— Given problem —
Output all entries verbatim. Skip pictures.

++++ Available data

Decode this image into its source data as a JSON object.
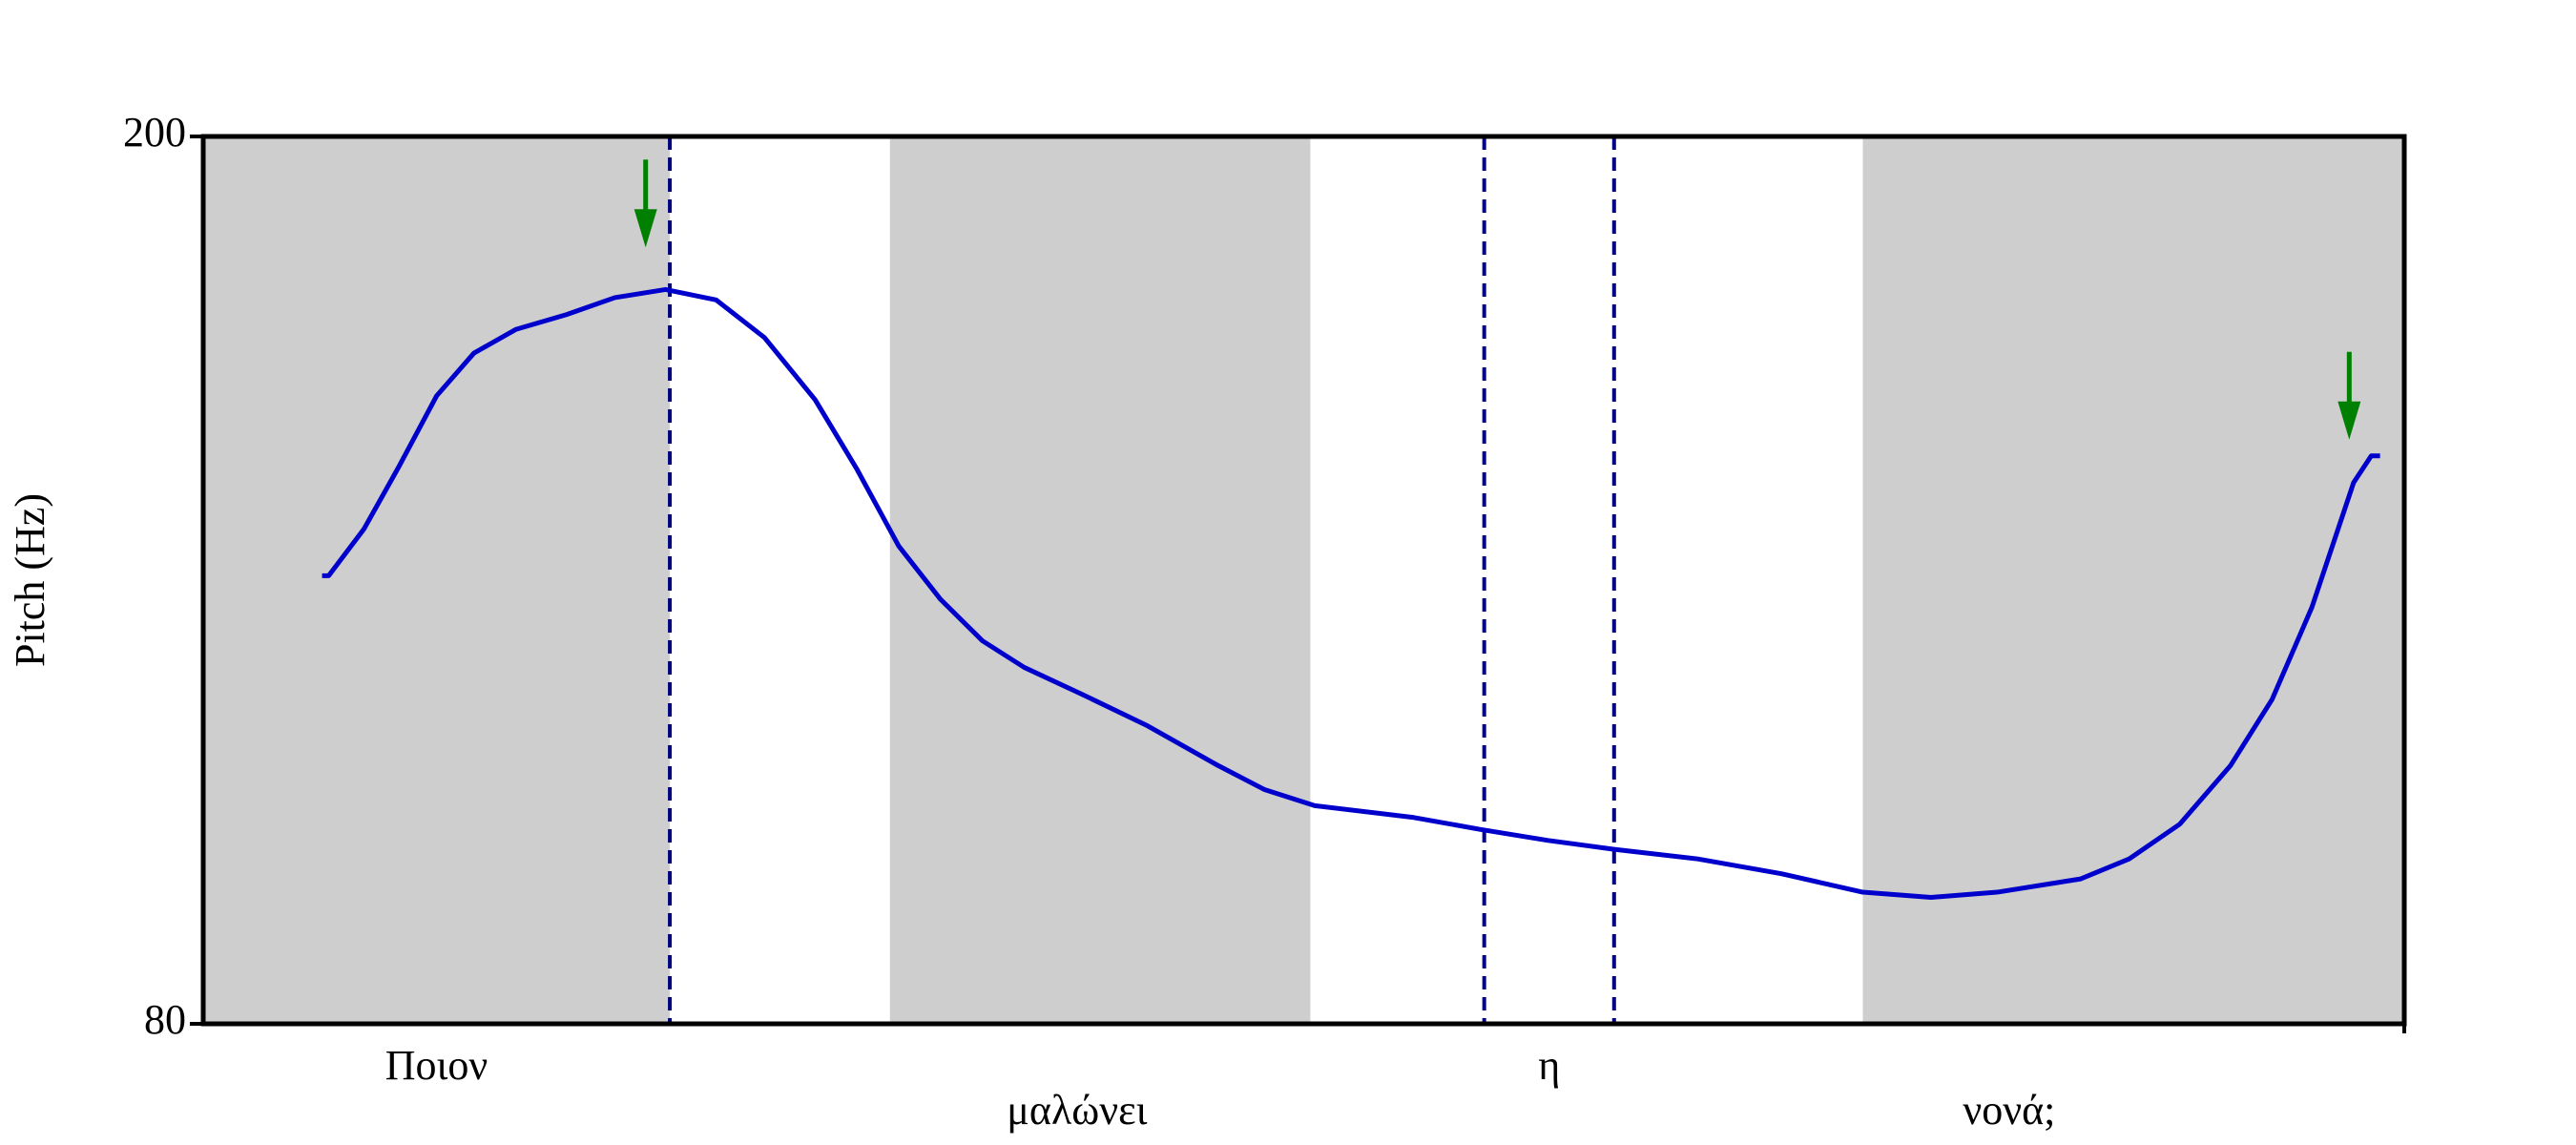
{
  "chart_data": {
    "type": "line",
    "y_label": "Pitch (Hz)",
    "ylim": [
      80,
      200
    ],
    "yticks": [
      80,
      200
    ],
    "xlim": [
      0,
      1
    ],
    "x": [
      0.054,
      0.057,
      0.073,
      0.089,
      0.106,
      0.123,
      0.142,
      0.165,
      0.187,
      0.21,
      0.233,
      0.255,
      0.278,
      0.297,
      0.316,
      0.335,
      0.354,
      0.373,
      0.399,
      0.429,
      0.46,
      0.482,
      0.505,
      0.55,
      0.58,
      0.611,
      0.641,
      0.679,
      0.717,
      0.754,
      0.785,
      0.815,
      0.853,
      0.875,
      0.898,
      0.921,
      0.94,
      0.958,
      0.977,
      0.985,
      0.989
    ],
    "series": [
      {
        "color": "#0000cc",
        "values": [
          140.6,
          140.6,
          146.9,
          155.4,
          164.9,
          170.7,
          173.9,
          175.9,
          178.2,
          179.3,
          177.9,
          172.8,
          164.4,
          155.0,
          144.6,
          137.4,
          131.8,
          128.2,
          124.6,
          120.3,
          115.1,
          111.7,
          109.5,
          107.9,
          106.3,
          104.8,
          103.6,
          102.3,
          100.3,
          97.8,
          97.1,
          97.8,
          99.6,
          102.3,
          107.0,
          114.9,
          123.9,
          136.3,
          153.2,
          156.8,
          156.8
        ]
      }
    ],
    "shaded": [
      [
        0,
        0.212
      ],
      [
        0.312,
        0.503
      ],
      [
        0.754,
        1
      ]
    ],
    "shade_color": "#cecece",
    "boundaries": [
      0.212,
      0.582,
      0.641
    ],
    "boundary_color": "#000080",
    "words": [
      "Ποιον",
      "μαλώνει",
      "η",
      "νονά;"
    ],
    "arrows": [
      {
        "x": 0.201,
        "y": 185
      },
      {
        "x": 0.975,
        "y": 159
      }
    ],
    "arrow_color": "#008000"
  }
}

++++++++

— Answer to the problem —
Decode this image into its source data as a JSON object.
{
  "chart_data": {
    "type": "line",
    "y_label": "Pitch (Hz)",
    "ylim": [
      80,
      200
    ],
    "yticks": [
      80,
      200
    ],
    "xlim": [
      0,
      1
    ],
    "x": [
      0.054,
      0.057,
      0.073,
      0.089,
      0.106,
      0.123,
      0.142,
      0.165,
      0.187,
      0.21,
      0.233,
      0.255,
      0.278,
      0.297,
      0.316,
      0.335,
      0.354,
      0.373,
      0.399,
      0.429,
      0.46,
      0.482,
      0.505,
      0.55,
      0.58,
      0.611,
      0.641,
      0.679,
      0.717,
      0.754,
      0.785,
      0.815,
      0.853,
      0.875,
      0.898,
      0.921,
      0.94,
      0.958,
      0.977,
      0.985,
      0.989
    ],
    "series": [
      {
        "color": "#0000cc",
        "values": [
          140.6,
          140.6,
          146.9,
          155.4,
          164.9,
          170.7,
          173.9,
          175.9,
          178.2,
          179.3,
          177.9,
          172.8,
          164.4,
          155.0,
          144.6,
          137.4,
          131.8,
          128.2,
          124.6,
          120.3,
          115.1,
          111.7,
          109.5,
          107.9,
          106.3,
          104.8,
          103.6,
          102.3,
          100.3,
          97.8,
          97.1,
          97.8,
          99.6,
          102.3,
          107.0,
          114.9,
          123.9,
          136.3,
          153.2,
          156.8,
          156.8
        ]
      }
    ],
    "shaded": [
      [
        0,
        0.212
      ],
      [
        0.312,
        0.503
      ],
      [
        0.754,
        1
      ]
    ],
    "shade_color": "#cecece",
    "boundaries": [
      0.212,
      0.582,
      0.641
    ],
    "boundary_color": "#000080",
    "words": [
      "Ποιον",
      "μαλώνει",
      "η",
      "νονά;"
    ],
    "arrows": [
      {
        "x": 0.201,
        "y": 185
      },
      {
        "x": 0.975,
        "y": 159
      }
    ],
    "arrow_color": "#008000"
  }
}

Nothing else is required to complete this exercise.